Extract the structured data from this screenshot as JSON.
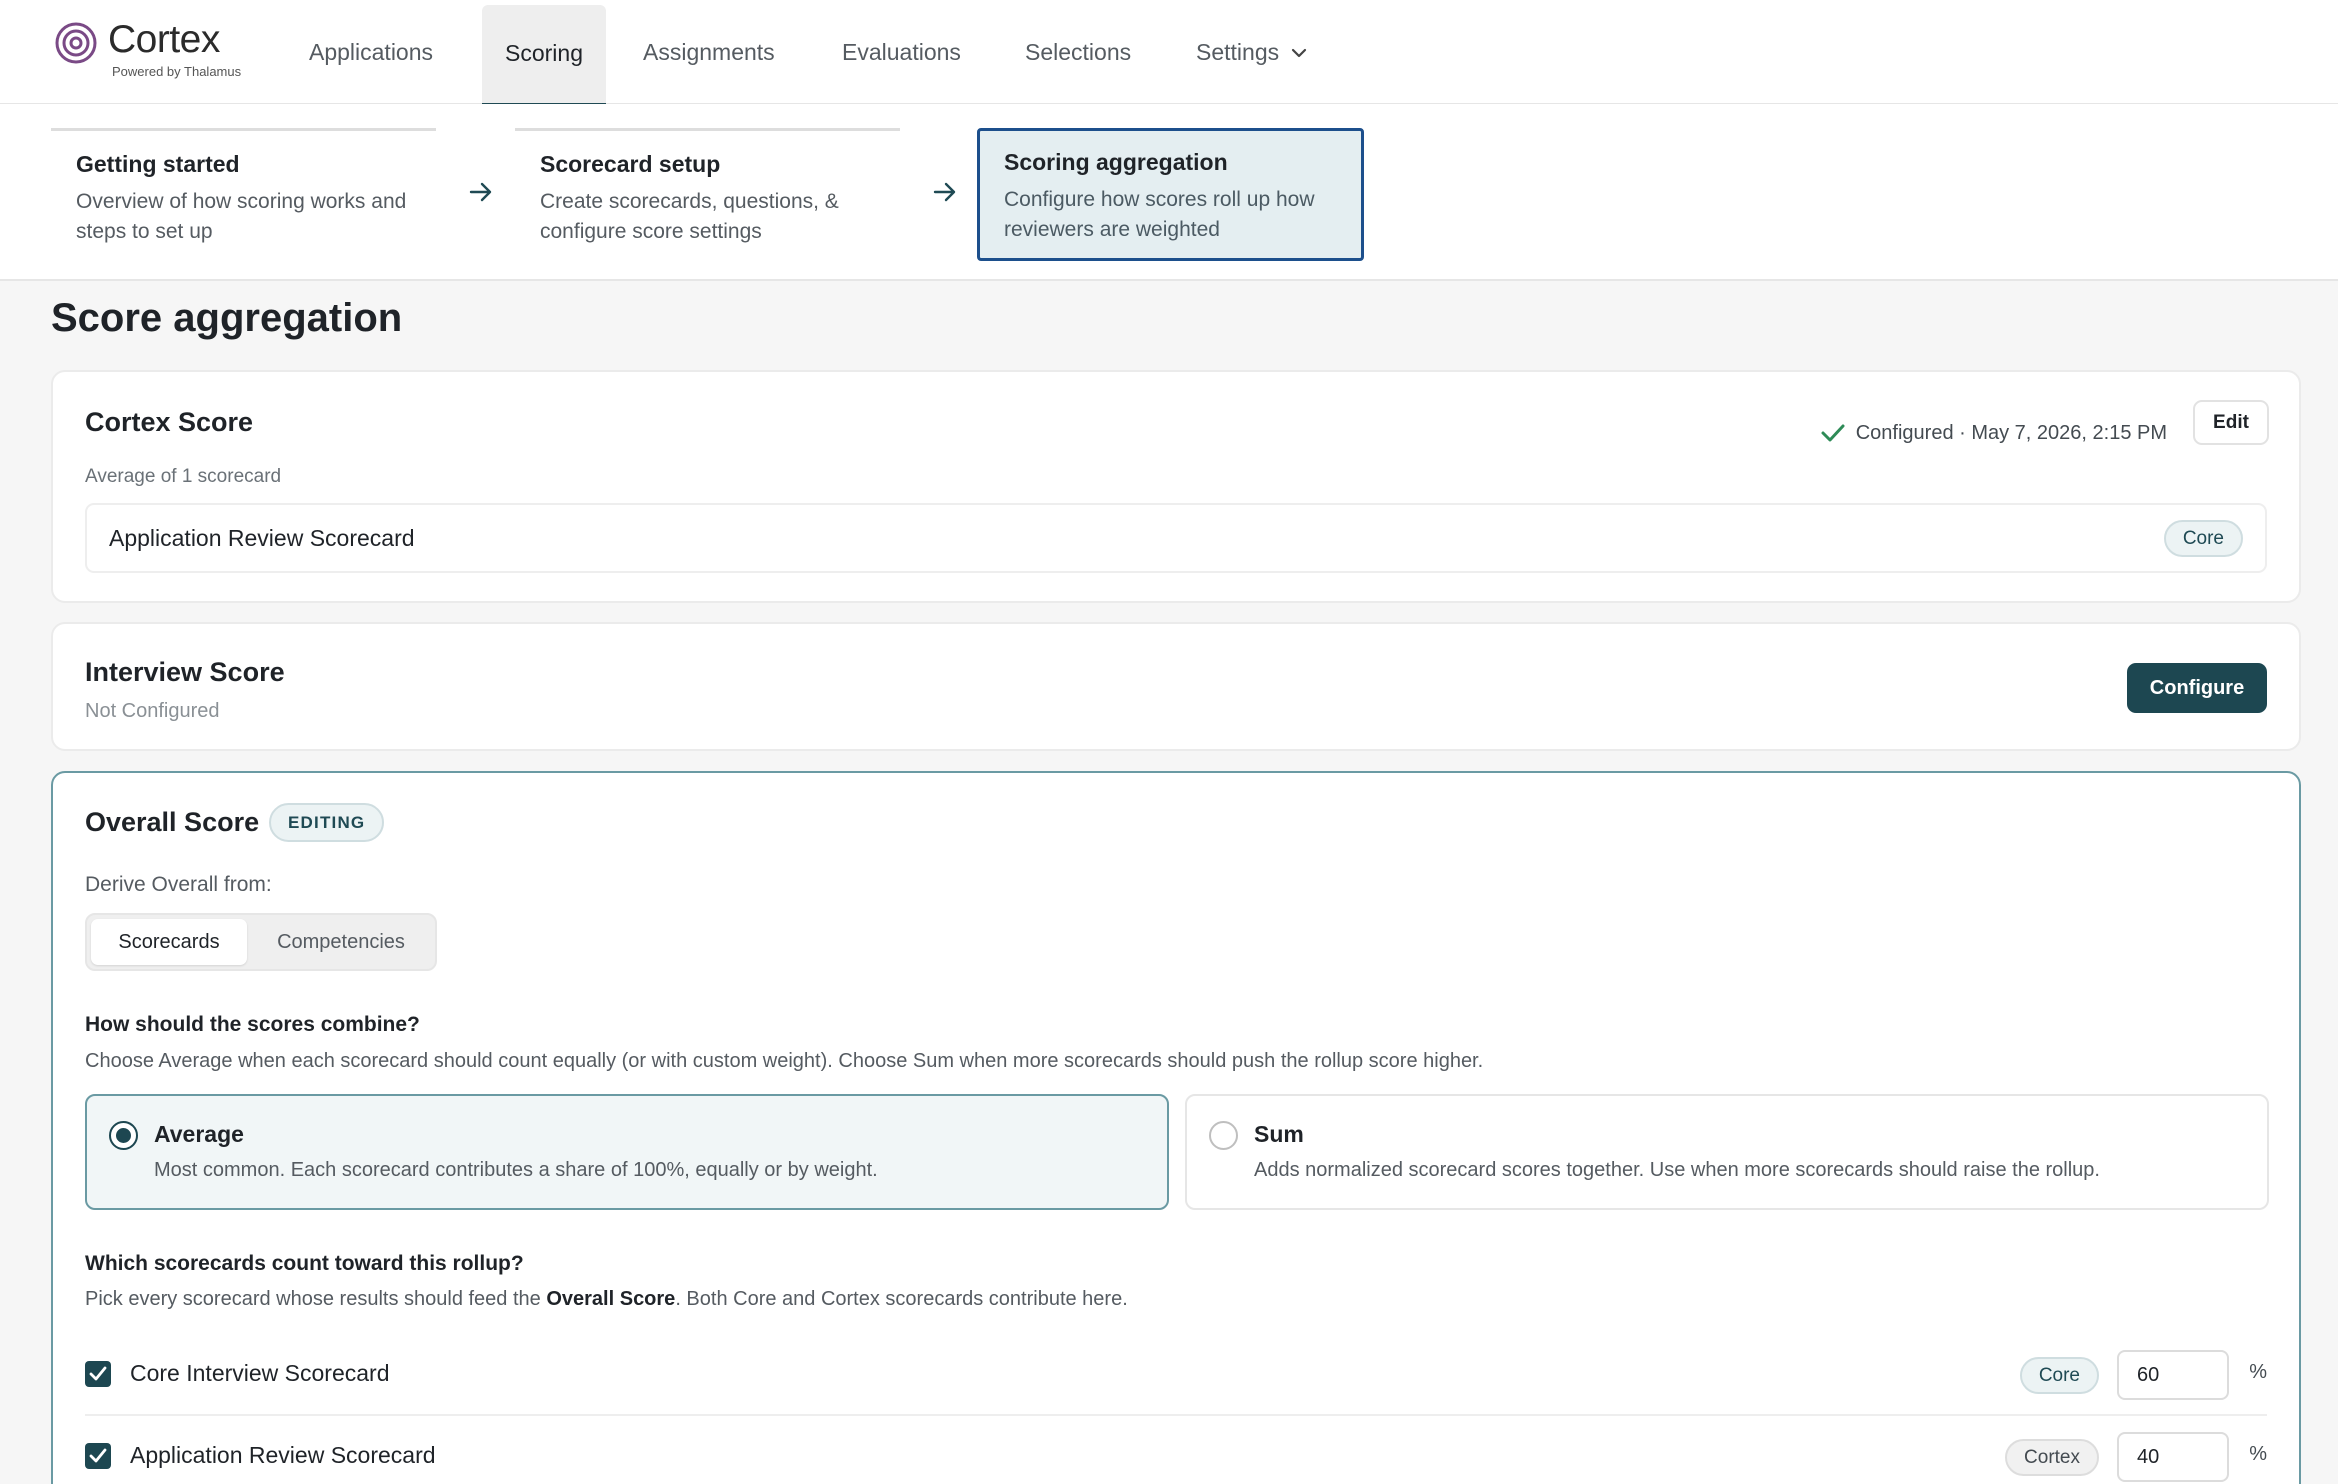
{
  "app": {
    "name": "Cortex",
    "tagline": "Powered by Thalamus"
  },
  "nav": {
    "items": [
      {
        "label": "Applications"
      },
      {
        "label": "Scoring"
      },
      {
        "label": "Assignments"
      },
      {
        "label": "Evaluations"
      },
      {
        "label": "Selections"
      },
      {
        "label": "Settings"
      }
    ],
    "active": "Scoring"
  },
  "stepper": {
    "steps": [
      {
        "title": "Getting started",
        "desc": "Overview of how scoring works and steps to set up"
      },
      {
        "title": "Scorecard setup",
        "desc": "Create scorecards, questions, & configure score settings"
      },
      {
        "title": "Scoring aggregation",
        "desc": "Configure how scores roll up how reviewers are weighted"
      }
    ],
    "active_index": 2
  },
  "page": {
    "title": "Score aggregation"
  },
  "cortex_score": {
    "title": "Cortex Score",
    "status": "Configured · May 7, 2026, 2:15 PM",
    "edit_label": "Edit",
    "subtitle": "Average of 1 scorecard",
    "scorecards": [
      {
        "name": "Application Review Scorecard",
        "tag": "Core"
      }
    ]
  },
  "interview_score": {
    "title": "Interview Score",
    "status": "Not Configured",
    "configure_label": "Configure"
  },
  "overall_score": {
    "title": "Overall Score",
    "badge": "EDITING",
    "derive_label": "Derive Overall from:",
    "derive_options": [
      "Scorecards",
      "Competencies"
    ],
    "derive_selected": "Scorecards",
    "combine_question": "How should the scores combine?",
    "combine_help": "Choose Average when each scorecard should count equally (or with custom weight). Choose Sum when more scorecards should push the rollup score higher.",
    "combine_options": [
      {
        "title": "Average",
        "desc": "Most common. Each scorecard contributes a share of 100%, equally or by weight.",
        "selected": true
      },
      {
        "title": "Sum",
        "desc": "Adds normalized scorecard scores together. Use when more scorecards should raise the rollup.",
        "selected": false
      }
    ],
    "rollup_question": "Which scorecards count toward this rollup?",
    "rollup_help_pre": "Pick every scorecard whose results should feed the ",
    "rollup_help_bold": "Overall Score",
    "rollup_help_post": ". Both Core and Cortex scorecards contribute here.",
    "scorecards": [
      {
        "name": "Core Interview Scorecard",
        "tag": "Core",
        "weight": "60",
        "unit": "%",
        "checked": true
      },
      {
        "name": "Application Review Scorecard",
        "tag": "Cortex",
        "weight": "40",
        "unit": "%",
        "checked": true
      }
    ]
  },
  "colors": {
    "primary": "#1d4751",
    "active_step_border": "#1c4f8c",
    "success": "#2e8b57"
  }
}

--------

* What the exercise asks
Quote every entry exactly, with the pictures omitted.

* Task solution
Extract the structured data from this screenshot as JSON.
{
  "app": {
    "name": "Cortex",
    "tagline": "Powered by Thalamus"
  },
  "nav": {
    "items": [
      {
        "label": "Applications"
      },
      {
        "label": "Scoring"
      },
      {
        "label": "Assignments"
      },
      {
        "label": "Evaluations"
      },
      {
        "label": "Selections"
      },
      {
        "label": "Settings"
      }
    ],
    "active": "Scoring"
  },
  "stepper": {
    "steps": [
      {
        "title": "Getting started",
        "desc": "Overview of how scoring works and steps to set up"
      },
      {
        "title": "Scorecard setup",
        "desc": "Create scorecards, questions, & configure score settings"
      },
      {
        "title": "Scoring aggregation",
        "desc": "Configure how scores roll up how reviewers are weighted"
      }
    ],
    "active_index": 2
  },
  "page": {
    "title": "Score aggregation"
  },
  "cortex_score": {
    "title": "Cortex Score",
    "status": "Configured · May 7, 2026, 2:15 PM",
    "edit_label": "Edit",
    "subtitle": "Average of 1 scorecard",
    "scorecards": [
      {
        "name": "Application Review Scorecard",
        "tag": "Core"
      }
    ]
  },
  "interview_score": {
    "title": "Interview Score",
    "status": "Not Configured",
    "configure_label": "Configure"
  },
  "overall_score": {
    "title": "Overall Score",
    "badge": "EDITING",
    "derive_label": "Derive Overall from:",
    "derive_options": [
      "Scorecards",
      "Competencies"
    ],
    "derive_selected": "Scorecards",
    "combine_question": "How should the scores combine?",
    "combine_help": "Choose Average when each scorecard should count equally (or with custom weight). Choose Sum when more scorecards should push the rollup score higher.",
    "combine_options": [
      {
        "title": "Average",
        "desc": "Most common. Each scorecard contributes a share of 100%, equally or by weight.",
        "selected": true
      },
      {
        "title": "Sum",
        "desc": "Adds normalized scorecard scores together. Use when more scorecards should raise the rollup.",
        "selected": false
      }
    ],
    "rollup_question": "Which scorecards count toward this rollup?",
    "rollup_help_pre": "Pick every scorecard whose results should feed the ",
    "rollup_help_bold": "Overall Score",
    "rollup_help_post": ". Both Core and Cortex scorecards contribute here.",
    "scorecards": [
      {
        "name": "Core Interview Scorecard",
        "tag": "Core",
        "weight": "60",
        "unit": "%",
        "checked": true
      },
      {
        "name": "Application Review Scorecard",
        "tag": "Cortex",
        "weight": "40",
        "unit": "%",
        "checked": true
      }
    ]
  },
  "colors": {
    "primary": "#1d4751",
    "active_step_border": "#1c4f8c",
    "success": "#2e8b57"
  }
}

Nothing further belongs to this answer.